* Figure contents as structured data

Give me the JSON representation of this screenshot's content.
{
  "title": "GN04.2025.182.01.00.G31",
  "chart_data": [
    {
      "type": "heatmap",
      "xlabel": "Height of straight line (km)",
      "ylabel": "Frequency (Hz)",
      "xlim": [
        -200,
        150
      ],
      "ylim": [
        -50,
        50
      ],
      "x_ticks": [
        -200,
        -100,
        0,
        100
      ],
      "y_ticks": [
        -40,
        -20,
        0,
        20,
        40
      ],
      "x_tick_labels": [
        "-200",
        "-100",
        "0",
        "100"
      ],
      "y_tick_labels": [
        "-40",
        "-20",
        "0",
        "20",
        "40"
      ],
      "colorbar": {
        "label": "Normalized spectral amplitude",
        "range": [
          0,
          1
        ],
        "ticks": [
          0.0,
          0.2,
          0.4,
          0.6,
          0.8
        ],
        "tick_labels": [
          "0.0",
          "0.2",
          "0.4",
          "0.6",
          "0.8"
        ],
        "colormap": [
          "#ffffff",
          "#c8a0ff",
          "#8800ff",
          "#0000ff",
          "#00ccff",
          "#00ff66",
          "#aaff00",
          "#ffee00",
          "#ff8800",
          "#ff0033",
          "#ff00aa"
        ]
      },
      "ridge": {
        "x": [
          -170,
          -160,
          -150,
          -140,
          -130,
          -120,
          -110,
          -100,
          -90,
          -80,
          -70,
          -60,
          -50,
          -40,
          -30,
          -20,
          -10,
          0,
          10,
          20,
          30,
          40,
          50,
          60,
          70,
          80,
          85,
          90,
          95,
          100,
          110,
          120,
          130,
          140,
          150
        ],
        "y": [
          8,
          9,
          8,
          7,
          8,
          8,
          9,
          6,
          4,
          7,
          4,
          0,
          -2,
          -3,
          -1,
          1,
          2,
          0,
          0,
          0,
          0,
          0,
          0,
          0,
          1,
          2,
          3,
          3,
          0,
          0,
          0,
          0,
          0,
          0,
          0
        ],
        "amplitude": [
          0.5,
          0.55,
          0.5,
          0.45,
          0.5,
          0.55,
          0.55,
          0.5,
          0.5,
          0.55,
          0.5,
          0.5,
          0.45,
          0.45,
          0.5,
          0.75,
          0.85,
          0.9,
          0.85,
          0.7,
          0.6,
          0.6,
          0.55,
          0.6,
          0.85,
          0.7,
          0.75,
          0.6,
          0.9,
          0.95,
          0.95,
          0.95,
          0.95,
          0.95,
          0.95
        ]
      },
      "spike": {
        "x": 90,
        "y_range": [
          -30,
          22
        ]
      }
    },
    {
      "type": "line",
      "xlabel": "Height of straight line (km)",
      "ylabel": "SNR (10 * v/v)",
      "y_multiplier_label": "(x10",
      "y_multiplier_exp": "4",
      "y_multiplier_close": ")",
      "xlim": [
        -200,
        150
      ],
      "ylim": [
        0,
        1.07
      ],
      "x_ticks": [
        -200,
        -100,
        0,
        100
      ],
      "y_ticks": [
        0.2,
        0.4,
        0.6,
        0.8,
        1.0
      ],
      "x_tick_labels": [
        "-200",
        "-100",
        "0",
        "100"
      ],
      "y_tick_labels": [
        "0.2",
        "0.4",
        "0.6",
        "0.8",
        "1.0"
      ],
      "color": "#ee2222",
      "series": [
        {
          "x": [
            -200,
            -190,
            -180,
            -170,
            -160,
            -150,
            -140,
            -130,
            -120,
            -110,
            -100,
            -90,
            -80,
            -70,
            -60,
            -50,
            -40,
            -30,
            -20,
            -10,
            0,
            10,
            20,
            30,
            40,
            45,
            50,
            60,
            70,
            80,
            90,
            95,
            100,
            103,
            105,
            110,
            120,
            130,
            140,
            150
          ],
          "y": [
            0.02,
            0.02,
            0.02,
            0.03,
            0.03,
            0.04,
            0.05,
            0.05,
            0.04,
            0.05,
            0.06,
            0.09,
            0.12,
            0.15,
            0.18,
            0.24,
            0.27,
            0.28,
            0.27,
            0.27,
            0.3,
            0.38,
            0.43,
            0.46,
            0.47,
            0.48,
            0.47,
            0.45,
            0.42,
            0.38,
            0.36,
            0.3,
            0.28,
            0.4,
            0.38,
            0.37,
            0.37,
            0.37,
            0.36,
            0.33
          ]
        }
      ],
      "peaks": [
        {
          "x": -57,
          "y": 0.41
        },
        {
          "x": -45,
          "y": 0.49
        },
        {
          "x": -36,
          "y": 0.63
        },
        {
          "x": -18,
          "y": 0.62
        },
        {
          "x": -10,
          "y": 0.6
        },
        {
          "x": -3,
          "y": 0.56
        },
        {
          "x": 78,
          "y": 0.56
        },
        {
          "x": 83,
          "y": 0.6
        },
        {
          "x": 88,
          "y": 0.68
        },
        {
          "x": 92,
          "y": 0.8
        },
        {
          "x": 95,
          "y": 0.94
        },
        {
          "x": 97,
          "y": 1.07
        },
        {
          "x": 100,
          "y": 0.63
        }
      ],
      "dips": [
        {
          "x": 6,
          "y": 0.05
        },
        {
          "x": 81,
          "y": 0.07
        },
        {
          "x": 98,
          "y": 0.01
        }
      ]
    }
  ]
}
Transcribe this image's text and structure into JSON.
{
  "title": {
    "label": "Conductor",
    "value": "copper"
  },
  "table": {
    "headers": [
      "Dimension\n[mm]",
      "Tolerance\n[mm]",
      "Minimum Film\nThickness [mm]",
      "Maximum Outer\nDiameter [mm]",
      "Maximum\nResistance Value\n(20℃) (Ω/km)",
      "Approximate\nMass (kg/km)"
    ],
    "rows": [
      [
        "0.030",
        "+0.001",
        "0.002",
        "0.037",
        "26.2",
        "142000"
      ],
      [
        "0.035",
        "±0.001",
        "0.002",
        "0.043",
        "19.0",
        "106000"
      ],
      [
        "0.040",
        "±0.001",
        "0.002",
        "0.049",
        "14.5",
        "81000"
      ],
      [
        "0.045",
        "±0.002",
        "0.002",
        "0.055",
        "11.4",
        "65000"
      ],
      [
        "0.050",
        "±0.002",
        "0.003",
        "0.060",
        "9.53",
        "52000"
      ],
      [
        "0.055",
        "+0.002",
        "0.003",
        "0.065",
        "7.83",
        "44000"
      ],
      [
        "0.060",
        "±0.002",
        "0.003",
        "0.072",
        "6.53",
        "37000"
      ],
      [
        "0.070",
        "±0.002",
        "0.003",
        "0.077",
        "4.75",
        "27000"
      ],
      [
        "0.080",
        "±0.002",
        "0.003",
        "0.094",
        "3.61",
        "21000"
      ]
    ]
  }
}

* Goal
Go through the listing and print each line exactly as it appears.

* Exercise solution
Give me the JSON representation of this screenshot's content.
{
  "title": "GN04.2025.182.01.00.G31",
  "chart_data": [
    {
      "type": "heatmap",
      "xlabel": "Height of straight line (km)",
      "ylabel": "Frequency (Hz)",
      "xlim": [
        -200,
        150
      ],
      "ylim": [
        -50,
        50
      ],
      "x_ticks": [
        -200,
        -100,
        0,
        100
      ],
      "y_ticks": [
        -40,
        -20,
        0,
        20,
        40
      ],
      "x_tick_labels": [
        "-200",
        "-100",
        "0",
        "100"
      ],
      "y_tick_labels": [
        "-40",
        "-20",
        "0",
        "20",
        "40"
      ],
      "colorbar": {
        "label": "Normalized spectral amplitude",
        "range": [
          0,
          1
        ],
        "ticks": [
          0.0,
          0.2,
          0.4,
          0.6,
          0.8
        ],
        "tick_labels": [
          "0.0",
          "0.2",
          "0.4",
          "0.6",
          "0.8"
        ],
        "colormap": [
          "#ffffff",
          "#c8a0ff",
          "#8800ff",
          "#0000ff",
          "#00ccff",
          "#00ff66",
          "#aaff00",
          "#ffee00",
          "#ff8800",
          "#ff0033",
          "#ff00aa"
        ]
      },
      "ridge": {
        "x": [
          -170,
          -160,
          -150,
          -140,
          -130,
          -120,
          -110,
          -100,
          -90,
          -80,
          -70,
          -60,
          -50,
          -40,
          -30,
          -20,
          -10,
          0,
          10,
          20,
          30,
          40,
          50,
          60,
          70,
          80,
          85,
          90,
          95,
          100,
          110,
          120,
          130,
          140,
          150
        ],
        "y": [
          8,
          9,
          8,
          7,
          8,
          8,
          9,
          6,
          4,
          7,
          4,
          0,
          -2,
          -3,
          -1,
          1,
          2,
          0,
          0,
          0,
          0,
          0,
          0,
          0,
          1,
          2,
          3,
          3,
          0,
          0,
          0,
          0,
          0,
          0,
          0
        ],
        "amplitude": [
          0.5,
          0.55,
          0.5,
          0.45,
          0.5,
          0.55,
          0.55,
          0.5,
          0.5,
          0.55,
          0.5,
          0.5,
          0.45,
          0.45,
          0.5,
          0.75,
          0.85,
          0.9,
          0.85,
          0.7,
          0.6,
          0.6,
          0.55,
          0.6,
          0.85,
          0.7,
          0.75,
          0.6,
          0.9,
          0.95,
          0.95,
          0.95,
          0.95,
          0.95,
          0.95
        ]
      },
      "spike": {
        "x": 90,
        "y_range": [
          -30,
          22
        ]
      }
    },
    {
      "type": "line",
      "xlabel": "Height of straight line (km)",
      "ylabel": "SNR (10 * v/v)",
      "y_multiplier_label": "(x10",
      "y_multiplier_exp": "4",
      "y_multiplier_close": ")",
      "xlim": [
        -200,
        150
      ],
      "ylim": [
        0,
        1.07
      ],
      "x_ticks": [
        -200,
        -100,
        0,
        100
      ],
      "y_ticks": [
        0.2,
        0.4,
        0.6,
        0.8,
        1.0
      ],
      "x_tick_labels": [
        "-200",
        "-100",
        "0",
        "100"
      ],
      "y_tick_labels": [
        "0.2",
        "0.4",
        "0.6",
        "0.8",
        "1.0"
      ],
      "color": "#ee2222",
      "series": [
        {
          "x": [
            -200,
            -190,
            -180,
            -170,
            -160,
            -150,
            -140,
            -130,
            -120,
            -110,
            -100,
            -90,
            -80,
            -70,
            -60,
            -50,
            -40,
            -30,
            -20,
            -10,
            0,
            10,
            20,
            30,
            40,
            45,
            50,
            60,
            70,
            80,
            90,
            95,
            100,
            103,
            105,
            110,
            120,
            130,
            140,
            150
          ],
          "y": [
            0.02,
            0.02,
            0.02,
            0.03,
            0.03,
            0.04,
            0.05,
            0.05,
            0.04,
            0.05,
            0.06,
            0.09,
            0.12,
            0.15,
            0.18,
            0.24,
            0.27,
            0.28,
            0.27,
            0.27,
            0.3,
            0.38,
            0.43,
            0.46,
            0.47,
            0.48,
            0.47,
            0.45,
            0.42,
            0.38,
            0.36,
            0.3,
            0.28,
            0.4,
            0.38,
            0.37,
            0.37,
            0.37,
            0.36,
            0.33
          ]
        }
      ],
      "peaks": [
        {
          "x": -57,
          "y": 0.41
        },
        {
          "x": -45,
          "y": 0.49
        },
        {
          "x": -36,
          "y": 0.63
        },
        {
          "x": -18,
          "y": 0.62
        },
        {
          "x": -10,
          "y": 0.6
        },
        {
          "x": -3,
          "y": 0.56
        },
        {
          "x": 78,
          "y": 0.56
        },
        {
          "x": 83,
          "y": 0.6
        },
        {
          "x": 88,
          "y": 0.68
        },
        {
          "x": 92,
          "y": 0.8
        },
        {
          "x": 95,
          "y": 0.94
        },
        {
          "x": 97,
          "y": 1.07
        },
        {
          "x": 100,
          "y": 0.63
        }
      ],
      "dips": [
        {
          "x": 6,
          "y": 0.05
        },
        {
          "x": 81,
          "y": 0.07
        },
        {
          "x": 98,
          "y": 0.01
        }
      ]
    }
  ]
}
Transcribe this image's text and structure into JSON.
{
  "title": {
    "label": "Conductor",
    "value": "copper"
  },
  "table": {
    "headers": [
      "Dimension\n[mm]",
      "Tolerance\n[mm]",
      "Minimum Film\nThickness [mm]",
      "Maximum Outer\nDiameter [mm]",
      "Maximum\nResistance Value\n(20℃) (Ω/km)",
      "Approximate\nMass (kg/km)"
    ],
    "rows": [
      [
        "0.030",
        "+0.001",
        "0.002",
        "0.037",
        "26.2",
        "142000"
      ],
      [
        "0.035",
        "±0.001",
        "0.002",
        "0.043",
        "19.0",
        "106000"
      ],
      [
        "0.040",
        "±0.001",
        "0.002",
        "0.049",
        "14.5",
        "81000"
      ],
      [
        "0.045",
        "±0.002",
        "0.002",
        "0.055",
        "11.4",
        "65000"
      ],
      [
        "0.050",
        "±0.002",
        "0.003",
        "0.060",
        "9.53",
        "52000"
      ],
      [
        "0.055",
        "+0.002",
        "0.003",
        "0.065",
        "7.83",
        "44000"
      ],
      [
        "0.060",
        "±0.002",
        "0.003",
        "0.072",
        "6.53",
        "37000"
      ],
      [
        "0.070",
        "±0.002",
        "0.003",
        "0.077",
        "4.75",
        "27000"
      ],
      [
        "0.080",
        "±0.002",
        "0.003",
        "0.094",
        "3.61",
        "21000"
      ]
    ]
  }
}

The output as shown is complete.